**To do**.
Find each line with the word "filename" and copy it.

Rows from a dataset

--- Start ---

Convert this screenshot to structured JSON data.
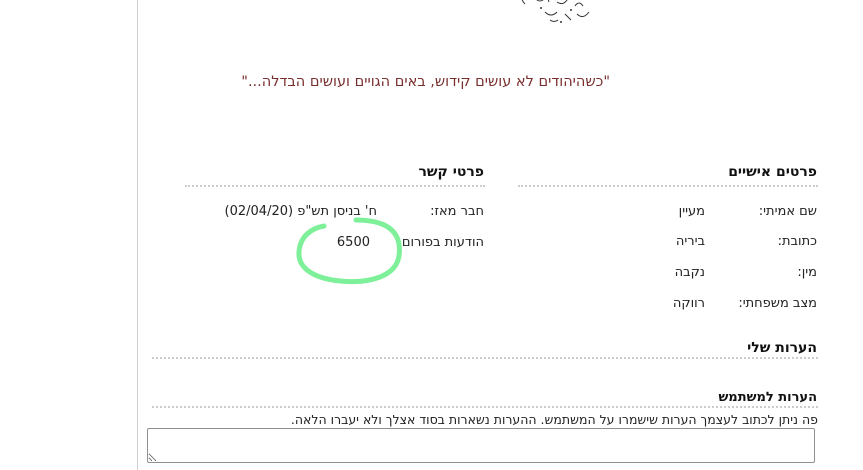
{
  "quote": "\"כשהיהודים לא עושים קידוש, באים הגויים ועושים הבדלה...\"",
  "personal": {
    "title": "פרטים אישיים",
    "rows": [
      {
        "label": "שם אמיתי:",
        "value": "מעיין"
      },
      {
        "label": "כתובת:",
        "value": "ביריה"
      },
      {
        "label": "מין:",
        "value": "נקבה"
      },
      {
        "label": "מצב משפחתי:",
        "value": "רווקה"
      }
    ]
  },
  "contact": {
    "title": "פרטי קשר",
    "rows": [
      {
        "label": "חבר מאז:",
        "value": "ח' בניסן תש\"פ (02/04/20)"
      },
      {
        "label": "הודעות בפורום",
        "value": "6500"
      }
    ]
  },
  "my_notes": {
    "title": "הערות שלי"
  },
  "user_notes": {
    "title": "הערות למשתמש",
    "description": "פה ניתן לכתוב לעצמך הערות שישמרו על המשתמש. ההערות נשארות בסוד אצלך ולא יעברו הלאה.",
    "value": ""
  },
  "colors": {
    "quote": "#7a2f2f",
    "highlight_circle": "#7ef09a"
  }
}
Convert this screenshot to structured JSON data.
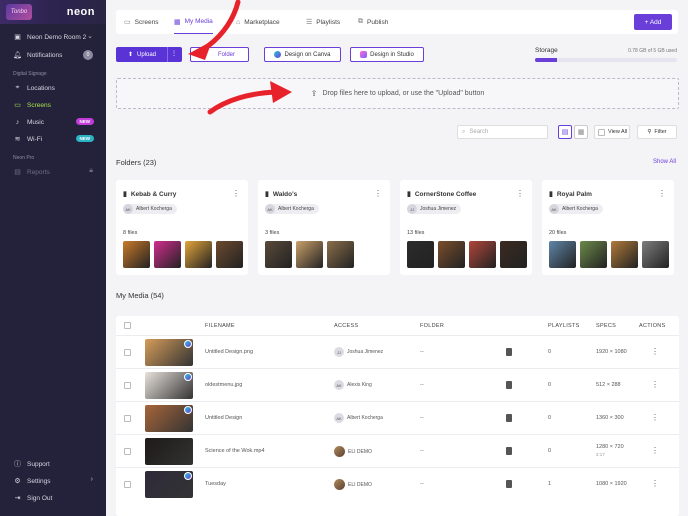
{
  "sidebar": {
    "logo_badge": "Tonbo",
    "brand": "neon",
    "org": "Neon Demo Room 2",
    "notifications_label": "Notifications",
    "notifications_count": "0",
    "section_signage": "Digital Signage",
    "items": [
      {
        "label": "Locations",
        "icon": "location-pin-icon"
      },
      {
        "label": "Screens",
        "icon": "monitor-icon"
      },
      {
        "label": "Music",
        "icon": "music-icon",
        "badge": "NEW",
        "badge_color": "#c13cd9"
      },
      {
        "label": "Wi-Fi",
        "icon": "wifi-icon",
        "badge": "NEW",
        "badge_color": "#2bb3c4"
      }
    ],
    "section_pro": "Neon Pro",
    "reports_label": "Reports",
    "support_label": "Support",
    "settings_label": "Settings",
    "signout_label": "Sign Out"
  },
  "topbar": {
    "tabs": [
      {
        "label": "Screens"
      },
      {
        "label": "My Media"
      },
      {
        "label": "Marketplace"
      },
      {
        "label": "Playlists"
      },
      {
        "label": "Publish"
      }
    ],
    "add_label": "+ Add"
  },
  "actions": {
    "upload_label": "Upload",
    "folder_label": "Folder",
    "canva_label": "Design on Canva",
    "studio_label": "Design in Studio"
  },
  "storage": {
    "label": "Storage",
    "value": "0.78 GB of 5 GB used",
    "fraction": 0.156
  },
  "dropzone": {
    "text": "Drop files here to upload, or use the \"Upload\" button"
  },
  "toolbar": {
    "search_placeholder": "Search",
    "view_all_label": "View All",
    "filter_label": "Filter"
  },
  "folders": {
    "title": "Folders (23)",
    "show_all": "Show All",
    "items": [
      {
        "name": "Kebab & Curry",
        "owner_initials": "AK",
        "owner": "Albert Kocherga",
        "files": "8 files",
        "thumbs": [
          "#c97a2a",
          "#d22d8f",
          "#e3a53b",
          "#6d4a2e"
        ]
      },
      {
        "name": "Waldo's",
        "owner_initials": "AK",
        "owner": "Albert Kocherga",
        "files": "3 files",
        "thumbs": [
          "#5a4a3a",
          "#c9a06a",
          "#8a6e4a"
        ]
      },
      {
        "name": "CornerStone Coffee",
        "owner_initials": "JJ",
        "owner": "Joshua Jimenez",
        "files": "13 files",
        "thumbs": [
          "#2b2b2b",
          "#7a4e2c",
          "#b0463a",
          "#3b2a20"
        ]
      },
      {
        "name": "Royal Palm",
        "owner_initials": "AK",
        "owner": "Albert Kocherga",
        "files": "20 files",
        "thumbs": [
          "#5f86a8",
          "#6c8a4a",
          "#b07a3a",
          "#7d7d7d"
        ]
      }
    ]
  },
  "media": {
    "title": "My Media (54)",
    "columns": {
      "filename": "FILENAME",
      "access": "ACCESS",
      "folder": "FOLDER",
      "playlists": "PLAYLISTS",
      "specs": "SPECS",
      "actions": "ACTIONS"
    },
    "rows": [
      {
        "filename": "Untitled Design.png",
        "access_initials": "JJ",
        "access": "Joshua Jimenez",
        "folder": "--",
        "playlists": "0",
        "specs": "1920 × 1080",
        "specs2": "",
        "thumb": "#d59c5a",
        "has_canva": true
      },
      {
        "filename": "oldestmenu.jpg",
        "access_initials": "AK",
        "access": "Alexis King",
        "folder": "--",
        "playlists": "0",
        "specs": "512 × 288",
        "specs2": "",
        "thumb": "#e9e2dc",
        "has_canva": true
      },
      {
        "filename": "Untitled Design",
        "access_initials": "AK",
        "access": "Albert Kocherga",
        "folder": "--",
        "playlists": "0",
        "specs": "1360 × 300",
        "specs2": "",
        "thumb": "#a7653a",
        "has_canva": true
      },
      {
        "filename": "Science of the Wok.mp4",
        "access_initials": "",
        "access": "ELI DEMO",
        "folder": "--",
        "playlists": "0",
        "specs": "1280 × 720",
        "specs2": "2:17",
        "thumb": "#1d1a17",
        "has_canva": false
      },
      {
        "filename": "Tuesday",
        "access_initials": "",
        "access": "ELI DEMO",
        "folder": "--",
        "playlists": "1",
        "specs": "1080 × 1920",
        "specs2": "",
        "thumb": "#2e2a3a",
        "has_canva": true
      }
    ]
  }
}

--- End ---

**Right answer**.
      "filename": "FILENAME",
        "filename": "Untitled Design.png",
        "filename": "oldestmenu.jpg",
        "filename": "Untitled Design",
        "filename": "Science of the Wok.mp4",
        "filename": "Tuesday",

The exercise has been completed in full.